§ **WHAT THE TASK ASKS**
Transcribe all of the records precisely as they are presented.

§ **Stored dataset items**
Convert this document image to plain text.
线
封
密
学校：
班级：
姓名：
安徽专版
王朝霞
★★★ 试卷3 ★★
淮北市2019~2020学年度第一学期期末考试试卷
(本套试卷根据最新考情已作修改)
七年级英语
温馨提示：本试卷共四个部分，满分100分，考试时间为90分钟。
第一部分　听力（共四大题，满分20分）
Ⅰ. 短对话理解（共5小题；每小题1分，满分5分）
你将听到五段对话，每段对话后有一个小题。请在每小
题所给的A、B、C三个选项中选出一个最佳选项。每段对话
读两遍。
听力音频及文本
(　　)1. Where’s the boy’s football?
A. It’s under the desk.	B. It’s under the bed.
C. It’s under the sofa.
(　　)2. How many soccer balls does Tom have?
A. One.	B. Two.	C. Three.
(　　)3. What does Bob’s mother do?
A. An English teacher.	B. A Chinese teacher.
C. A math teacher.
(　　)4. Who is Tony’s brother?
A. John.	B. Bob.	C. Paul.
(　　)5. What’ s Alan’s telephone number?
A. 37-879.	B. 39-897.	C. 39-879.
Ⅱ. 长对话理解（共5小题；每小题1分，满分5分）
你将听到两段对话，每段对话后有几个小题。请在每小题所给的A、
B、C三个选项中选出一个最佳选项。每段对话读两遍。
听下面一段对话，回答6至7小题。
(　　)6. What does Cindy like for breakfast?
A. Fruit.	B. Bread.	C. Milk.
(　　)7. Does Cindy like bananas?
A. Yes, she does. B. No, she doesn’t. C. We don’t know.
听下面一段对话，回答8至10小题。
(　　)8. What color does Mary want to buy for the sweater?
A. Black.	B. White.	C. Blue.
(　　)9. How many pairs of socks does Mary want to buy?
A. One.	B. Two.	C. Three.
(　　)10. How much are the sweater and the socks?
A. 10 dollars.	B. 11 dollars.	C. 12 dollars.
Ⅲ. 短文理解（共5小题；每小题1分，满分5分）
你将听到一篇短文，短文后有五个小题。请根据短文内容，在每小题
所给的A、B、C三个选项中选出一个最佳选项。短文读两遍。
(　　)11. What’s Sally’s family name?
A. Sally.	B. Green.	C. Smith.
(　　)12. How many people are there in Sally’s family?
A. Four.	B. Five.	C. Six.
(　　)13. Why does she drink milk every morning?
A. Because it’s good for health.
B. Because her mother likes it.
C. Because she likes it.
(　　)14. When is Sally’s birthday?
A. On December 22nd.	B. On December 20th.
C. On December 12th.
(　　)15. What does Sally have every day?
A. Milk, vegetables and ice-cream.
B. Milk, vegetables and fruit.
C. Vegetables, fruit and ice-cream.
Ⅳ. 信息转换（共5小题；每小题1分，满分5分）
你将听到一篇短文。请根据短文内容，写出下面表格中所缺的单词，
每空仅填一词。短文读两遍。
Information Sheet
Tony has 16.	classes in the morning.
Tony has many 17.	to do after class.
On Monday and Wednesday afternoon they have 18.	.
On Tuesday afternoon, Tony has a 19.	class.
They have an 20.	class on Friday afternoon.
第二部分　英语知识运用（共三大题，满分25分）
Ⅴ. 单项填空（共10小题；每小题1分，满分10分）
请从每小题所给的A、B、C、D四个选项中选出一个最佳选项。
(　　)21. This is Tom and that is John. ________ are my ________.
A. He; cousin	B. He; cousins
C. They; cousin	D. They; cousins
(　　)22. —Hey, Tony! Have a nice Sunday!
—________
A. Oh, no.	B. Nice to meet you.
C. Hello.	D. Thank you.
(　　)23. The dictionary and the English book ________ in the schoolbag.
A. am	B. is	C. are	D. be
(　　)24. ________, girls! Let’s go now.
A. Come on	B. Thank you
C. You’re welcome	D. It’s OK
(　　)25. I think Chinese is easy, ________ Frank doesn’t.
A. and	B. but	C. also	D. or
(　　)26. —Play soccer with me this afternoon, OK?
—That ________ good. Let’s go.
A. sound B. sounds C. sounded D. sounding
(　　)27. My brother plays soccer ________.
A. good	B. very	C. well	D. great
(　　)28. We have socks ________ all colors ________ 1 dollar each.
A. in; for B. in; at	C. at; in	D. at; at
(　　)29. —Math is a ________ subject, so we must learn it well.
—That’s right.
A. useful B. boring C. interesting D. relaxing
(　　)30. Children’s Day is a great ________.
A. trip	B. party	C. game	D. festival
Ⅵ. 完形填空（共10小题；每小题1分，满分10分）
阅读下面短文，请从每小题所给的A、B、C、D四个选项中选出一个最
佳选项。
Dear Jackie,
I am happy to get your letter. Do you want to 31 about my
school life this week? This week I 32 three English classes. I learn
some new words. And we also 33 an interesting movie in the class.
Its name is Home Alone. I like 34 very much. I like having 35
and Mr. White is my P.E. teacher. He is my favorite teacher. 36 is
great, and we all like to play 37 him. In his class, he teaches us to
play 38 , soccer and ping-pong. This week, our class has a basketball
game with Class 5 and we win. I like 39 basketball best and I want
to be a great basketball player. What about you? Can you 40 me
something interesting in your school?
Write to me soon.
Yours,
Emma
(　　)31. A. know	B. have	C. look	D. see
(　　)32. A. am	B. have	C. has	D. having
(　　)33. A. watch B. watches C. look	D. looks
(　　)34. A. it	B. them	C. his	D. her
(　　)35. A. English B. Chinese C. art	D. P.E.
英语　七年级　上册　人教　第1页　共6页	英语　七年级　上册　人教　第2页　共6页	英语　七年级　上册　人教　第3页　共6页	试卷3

§ **PROBLEM SOLUTION**
Convert this document image to plain text.
线
封
密
学校：
班级：
姓名：
安徽专版
王朝霞
★★★ 试卷3 ★★
淮北市2019~2020学年度第一学期期末考试试卷
(本套试卷根据最新考情已作修改)
七年级英语
温馨提示：本试卷共四个部分，满分100分，考试时间为90分钟。
第一部分　听力（共四大题，满分20分）
Ⅰ. 短对话理解（共5小题；每小题1分，满分5分）
你将听到五段对话，每段对话后有一个小题。请在每小
题所给的A、B、C三个选项中选出一个最佳选项。每段对话
读两遍。
听力音频及文本
(　　)1. Where’s the boy’s football?
A. It’s under the desk.	B. It’s under the bed.
C. It’s under the sofa.
(　　)2. How many soccer balls does Tom have?
A. One.	B. Two.	C. Three.
(　　)3. What does Bob’s mother do?
A. An English teacher.	B. A Chinese teacher.
C. A math teacher.
(　　)4. Who is Tony’s brother?
A. John.	B. Bob.	C. Paul.
(　　)5. What’ s Alan’s telephone number?
A. 37-879.	B. 39-897.	C. 39-879.
Ⅱ. 长对话理解（共5小题；每小题1分，满分5分）
你将听到两段对话，每段对话后有几个小题。请在每小题所给的A、
B、C三个选项中选出一个最佳选项。每段对话读两遍。
听下面一段对话，回答6至7小题。
(　　)6. What does Cindy like for breakfast?
A. Fruit.	B. Bread.	C. Milk.
(　　)7. Does Cindy like bananas?
A. Yes, she does. B. No, she doesn’t. C. We don’t know.
听下面一段对话，回答8至10小题。
(　　)8. What color does Mary want to buy for the sweater?
A. Black.	B. White.	C. Blue.
(　　)9. How many pairs of socks does Mary want to buy?
A. One.	B. Two.	C. Three.
(　　)10. How much are the sweater and the socks?
A. 10 dollars.	B. 11 dollars.	C. 12 dollars.
Ⅲ. 短文理解（共5小题；每小题1分，满分5分）
你将听到一篇短文，短文后有五个小题。请根据短文内容，在每小题
所给的A、B、C三个选项中选出一个最佳选项。短文读两遍。
(　　)11. What’s Sally’s family name?
A. Sally.	B. Green.	C. Smith.
(　　)12. How many people are there in Sally’s family?
A. Four.	B. Five.	C. Six.
(　　)13. Why does she drink milk every morning?
A. Because it’s good for health.
B. Because her mother likes it.
C. Because she likes it.
(　　)14. When is Sally’s birthday?
A. On December 22nd.	B. On December 20th.
C. On December 12th.
(　　)15. What does Sally have every day?
A. Milk, vegetables and ice-cream.
B. Milk, vegetables and fruit.
C. Vegetables, fruit and ice-cream.
Ⅳ. 信息转换（共5小题；每小题1分，满分5分）
你将听到一篇短文。请根据短文内容，写出下面表格中所缺的单词，
每空仅填一词。短文读两遍。
Information Sheet
Tony has 16.	classes in the morning.
Tony has many 17.	to do after class.
On Monday and Wednesday afternoon they have 18.	.
On Tuesday afternoon, Tony has a 19.	class.
They have an 20.	class on Friday afternoon.
第二部分　英语知识运用（共三大题，满分25分）
Ⅴ. 单项填空（共10小题；每小题1分，满分10分）
请从每小题所给的A、B、C、D四个选项中选出一个最佳选项。
(　　)21. This is Tom and that is John. ________ are my ________.
A. He; cousin	B. He; cousins
C. They; cousin	D. They; cousins
(　　)22. —Hey, Tony! Have a nice Sunday!
—________
A. Oh, no.	B. Nice to meet you.
C. Hello.	D. Thank you.
(　　)23. The dictionary and the English book ________ in the schoolbag.
A. am	B. is	C. are	D. be
(　　)24. ________, girls! Let’s go now.
A. Come on	B. Thank you
C. You’re welcome	D. It’s OK
(　　)25. I think Chinese is easy, ________ Frank doesn’t.
A. and	B. but	C. also	D. or
(　　)26. —Play soccer with me this afternoon, OK?
—That ________ good. Let’s go.
A. sound B. sounds C. sounded D. sounding
(　　)27. My brother plays soccer ________.
A. good	B. very	C. well	D. great
(　　)28. We have socks ________ all colors ________ 1 dollar each.
A. in; for B. in; at	C. at; in	D. at; at
(　　)29. —Math is a ________ subject, so we must learn it well.
—That’s right.
A. useful B. boring C. interesting D. relaxing
(　　)30. Children’s Day is a great ________.
A. trip	B. party	C. game	D. festival
Ⅵ. 完形填空（共10小题；每小题1分，满分10分）
阅读下面短文，请从每小题所给的A、B、C、D四个选项中选出一个最
佳选项。
Dear Jackie,
I am happy to get your letter. Do you want to 31 about my
school life this week? This week I 32 three English classes. I learn
some new words. And we also 33 an interesting movie in the class.
Its name is Home Alone. I like 34 very much. I like having 35
and Mr. White is my P.E. teacher. He is my favorite teacher. 36 is
great, and we all like to play 37 him. In his class, he teaches us to
play 38 , soccer and ping-pong. This week, our class has a basketball
game with Class 5 and we win. I like 39 basketball best and I want
to be a great basketball player. What about you? Can you 40 me
something interesting in your school?
Write to me soon.
Yours,
Emma
(　　)31. A. know	B. have	C. look	D. see
(　　)32. A. am	B. have	C. has	D. having
(　　)33. A. watch B. watches C. look	D. looks
(　　)34. A. it	B. them	C. his	D. her
(　　)35. A. English B. Chinese C. art	D. P.E.
英语　七年级　上册　人教　第1页　共6页	英语　七年级　上册　人教　第2页　共6页	英语　七年级　上册　人教　第3页　共6页	试卷3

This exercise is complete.